- [Direction]:
Return the complete listing that follows, with each line reproduced exactly.

[Source records]

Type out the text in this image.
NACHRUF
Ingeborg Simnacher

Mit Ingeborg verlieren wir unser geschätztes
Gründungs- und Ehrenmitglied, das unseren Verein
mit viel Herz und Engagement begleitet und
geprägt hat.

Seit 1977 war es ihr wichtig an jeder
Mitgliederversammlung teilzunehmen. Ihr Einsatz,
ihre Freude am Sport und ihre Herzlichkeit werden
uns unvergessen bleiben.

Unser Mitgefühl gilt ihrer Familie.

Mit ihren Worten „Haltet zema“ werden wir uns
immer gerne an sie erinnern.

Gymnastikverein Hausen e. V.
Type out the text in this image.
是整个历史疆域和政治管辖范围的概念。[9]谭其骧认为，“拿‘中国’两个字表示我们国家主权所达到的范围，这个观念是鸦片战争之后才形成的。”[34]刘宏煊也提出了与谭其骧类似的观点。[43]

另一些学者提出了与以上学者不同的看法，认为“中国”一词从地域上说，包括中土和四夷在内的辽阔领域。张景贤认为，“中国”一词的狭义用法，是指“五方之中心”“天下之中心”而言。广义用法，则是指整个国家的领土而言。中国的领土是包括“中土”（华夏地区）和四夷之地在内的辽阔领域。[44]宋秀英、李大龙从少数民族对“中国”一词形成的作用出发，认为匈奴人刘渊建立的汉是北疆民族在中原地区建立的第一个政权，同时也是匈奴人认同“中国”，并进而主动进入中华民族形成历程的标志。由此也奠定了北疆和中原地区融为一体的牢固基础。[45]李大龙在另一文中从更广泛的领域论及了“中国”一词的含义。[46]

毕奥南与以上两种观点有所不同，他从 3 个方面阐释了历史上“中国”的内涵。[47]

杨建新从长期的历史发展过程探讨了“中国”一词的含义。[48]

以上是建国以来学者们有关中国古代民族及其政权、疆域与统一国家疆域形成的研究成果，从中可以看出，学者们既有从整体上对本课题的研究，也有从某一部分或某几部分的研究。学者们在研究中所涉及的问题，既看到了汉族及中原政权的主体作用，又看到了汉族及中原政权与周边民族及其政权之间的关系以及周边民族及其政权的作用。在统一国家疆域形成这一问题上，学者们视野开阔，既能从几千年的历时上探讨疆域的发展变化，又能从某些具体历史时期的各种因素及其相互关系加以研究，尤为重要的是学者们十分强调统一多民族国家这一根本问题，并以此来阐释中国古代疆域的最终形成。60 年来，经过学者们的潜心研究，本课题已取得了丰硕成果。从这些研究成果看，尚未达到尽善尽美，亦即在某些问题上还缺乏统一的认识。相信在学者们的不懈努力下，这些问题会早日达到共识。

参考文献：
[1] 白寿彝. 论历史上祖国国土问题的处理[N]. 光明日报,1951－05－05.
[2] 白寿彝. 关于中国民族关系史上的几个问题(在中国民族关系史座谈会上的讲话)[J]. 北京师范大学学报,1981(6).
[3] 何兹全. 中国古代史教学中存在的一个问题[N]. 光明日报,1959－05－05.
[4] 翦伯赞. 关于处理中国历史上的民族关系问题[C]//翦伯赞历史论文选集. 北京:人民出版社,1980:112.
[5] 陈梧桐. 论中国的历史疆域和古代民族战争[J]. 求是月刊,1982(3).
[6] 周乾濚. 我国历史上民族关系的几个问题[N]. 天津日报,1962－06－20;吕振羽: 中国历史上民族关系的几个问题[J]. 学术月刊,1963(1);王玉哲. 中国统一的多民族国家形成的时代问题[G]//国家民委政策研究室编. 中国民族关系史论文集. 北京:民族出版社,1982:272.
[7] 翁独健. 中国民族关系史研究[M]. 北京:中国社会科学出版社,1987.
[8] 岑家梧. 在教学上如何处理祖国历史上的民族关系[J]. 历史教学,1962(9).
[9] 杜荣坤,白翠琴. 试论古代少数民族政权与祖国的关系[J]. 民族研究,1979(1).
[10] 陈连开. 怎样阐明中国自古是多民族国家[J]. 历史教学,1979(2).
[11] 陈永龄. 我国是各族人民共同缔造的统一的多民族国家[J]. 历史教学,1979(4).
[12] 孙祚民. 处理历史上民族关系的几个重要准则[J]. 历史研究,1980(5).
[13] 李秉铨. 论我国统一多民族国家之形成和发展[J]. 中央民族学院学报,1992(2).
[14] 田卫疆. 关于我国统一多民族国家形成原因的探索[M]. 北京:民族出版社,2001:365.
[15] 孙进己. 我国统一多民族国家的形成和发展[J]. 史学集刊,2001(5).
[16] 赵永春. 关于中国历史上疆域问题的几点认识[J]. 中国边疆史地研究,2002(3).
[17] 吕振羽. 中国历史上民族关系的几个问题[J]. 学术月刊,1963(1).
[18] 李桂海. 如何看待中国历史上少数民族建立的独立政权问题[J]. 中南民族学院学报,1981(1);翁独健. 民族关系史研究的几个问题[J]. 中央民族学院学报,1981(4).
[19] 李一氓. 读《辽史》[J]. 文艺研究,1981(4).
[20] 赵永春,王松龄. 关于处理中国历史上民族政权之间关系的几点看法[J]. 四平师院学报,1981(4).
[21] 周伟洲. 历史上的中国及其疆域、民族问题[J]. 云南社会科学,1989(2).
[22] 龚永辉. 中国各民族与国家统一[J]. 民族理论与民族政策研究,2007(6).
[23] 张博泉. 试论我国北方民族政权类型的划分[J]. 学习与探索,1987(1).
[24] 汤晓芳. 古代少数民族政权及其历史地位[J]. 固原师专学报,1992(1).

- [Exercise answer]:
Type out the text in this image.
NACHRUF
Ingeborg Simnacher

Mit Ingeborg verlieren wir unser geschätztes
Gründungs- und Ehrenmitglied, das unseren Verein
mit viel Herz und Engagement begleitet und
geprägt hat.

Seit 1977 war es ihr wichtig an jeder
Mitgliederversammlung teilzunehmen. Ihr Einsatz,
ihre Freude am Sport und ihre Herzlichkeit werden
uns unvergessen bleiben.

Unser Mitgefühl gilt ihrer Familie.

Mit ihren Worten „Haltet zema“ werden wir uns
immer gerne an sie erinnern.

Gymnastikverein Hausen e. V.
Type out the text in this image.
是整个历史疆域和政治管辖范围的概念。[9]谭其骧认为，“拿‘中国’两个字表示我们国家主权所达到的范围，这个观念是鸦片战争之后才形成的。”[34]刘宏煊也提出了与谭其骧类似的观点。[43]

另一些学者提出了与以上学者不同的看法，认为“中国”一词从地域上说，包括中土和四夷在内的辽阔领域。张景贤认为，“中国”一词的狭义用法，是指“五方之中心”“天下之中心”而言。广义用法，则是指整个国家的领土而言。中国的领土是包括“中土”（华夏地区）和四夷之地在内的辽阔领域。[44]宋秀英、李大龙从少数民族对“中国”一词形成的作用出发，认为匈奴人刘渊建立的汉是北疆民族在中原地区建立的第一个政权，同时也是匈奴人认同“中国”，并进而主动进入中华民族形成历程的标志。由此也奠定了北疆和中原地区融为一体的牢固基础。[45]李大龙在另一文中从更广泛的领域论及了“中国”一词的含义。[46]

毕奥南与以上两种观点有所不同，他从 3 个方面阐释了历史上“中国”的内涵。[47]

杨建新从长期的历史发展过程探讨了“中国”一词的含义。[48]

以上是建国以来学者们有关中国古代民族及其政权、疆域与统一国家疆域形成的研究成果，从中可以看出，学者们既有从整体上对本课题的研究，也有从某一部分或某几部分的研究。学者们在研究中所涉及的问题，既看到了汉族及中原政权的主体作用，又看到了汉族及中原政权与周边民族及其政权之间的关系以及周边民族及其政权的作用。在统一国家疆域形成这一问题上，学者们视野开阔，既能从几千年的历时上探讨疆域的发展变化，又能从某些具体历史时期的各种因素及其相互关系加以研究，尤为重要的是学者们十分强调统一多民族国家这一根本问题，并以此来阐释中国古代疆域的最终形成。60 年来，经过学者们的潜心研究，本课题已取得了丰硕成果。从这些研究成果看，尚未达到尽善尽美，亦即在某些问题上还缺乏统一的认识。相信在学者们的不懈努力下，这些问题会早日达到共识。

参考文献：
[1] 白寿彝. 论历史上祖国国土问题的处理[N]. 光明日报,1951－05－05.
[2] 白寿彝. 关于中国民族关系史上的几个问题(在中国民族关系史座谈会上的讲话)[J]. 北京师范大学学报,1981(6).
[3] 何兹全. 中国古代史教学中存在的一个问题[N]. 光明日报,1959－05－05.
[4] 翦伯赞. 关于处理中国历史上的民族关系问题[C]//翦伯赞历史论文选集. 北京:人民出版社,1980:112.
[5] 陈梧桐. 论中国的历史疆域和古代民族战争[J]. 求是月刊,1982(3).
[6] 周乾濚. 我国历史上民族关系的几个问题[N]. 天津日报,1962－06－20;吕振羽: 中国历史上民族关系的几个问题[J]. 学术月刊,1963(1);王玉哲. 中国统一的多民族国家形成的时代问题[G]//国家民委政策研究室编. 中国民族关系史论文集. 北京:民族出版社,1982:272.
[7] 翁独健. 中国民族关系史研究[M]. 北京:中国社会科学出版社,1987.
[8] 岑家梧. 在教学上如何处理祖国历史上的民族关系[J]. 历史教学,1962(9).
[9] 杜荣坤,白翠琴. 试论古代少数民族政权与祖国的关系[J]. 民族研究,1979(1).
[10] 陈连开. 怎样阐明中国自古是多民族国家[J]. 历史教学,1979(2).
[11] 陈永龄. 我国是各族人民共同缔造的统一的多民族国家[J]. 历史教学,1979(4).
[12] 孙祚民. 处理历史上民族关系的几个重要准则[J]. 历史研究,1980(5).
[13] 李秉铨. 论我国统一多民族国家之形成和发展[J]. 中央民族学院学报,1992(2).
[14] 田卫疆. 关于我国统一多民族国家形成原因的探索[M]. 北京:民族出版社,2001:365.
[15] 孙进己. 我国统一多民族国家的形成和发展[J]. 史学集刊,2001(5).
[16] 赵永春. 关于中国历史上疆域问题的几点认识[J]. 中国边疆史地研究,2002(3).
[17] 吕振羽. 中国历史上民族关系的几个问题[J]. 学术月刊,1963(1).
[18] 李桂海. 如何看待中国历史上少数民族建立的独立政权问题[J]. 中南民族学院学报,1981(1);翁独健. 民族关系史研究的几个问题[J]. 中央民族学院学报,1981(4).
[19] 李一氓. 读《辽史》[J]. 文艺研究,1981(4).
[20] 赵永春,王松龄. 关于处理中国历史上民族政权之间关系的几点看法[J]. 四平师院学报,1981(4).
[21] 周伟洲. 历史上的中国及其疆域、民族问题[J]. 云南社会科学,1989(2).
[22] 龚永辉. 中国各民族与国家统一[J]. 民族理论与民族政策研究,2007(6).
[23] 张博泉. 试论我国北方民族政权类型的划分[J]. 学习与探索,1987(1).
[24] 汤晓芳. 古代少数民族政权及其历史地位[J]. 固原师专学报,1992(1).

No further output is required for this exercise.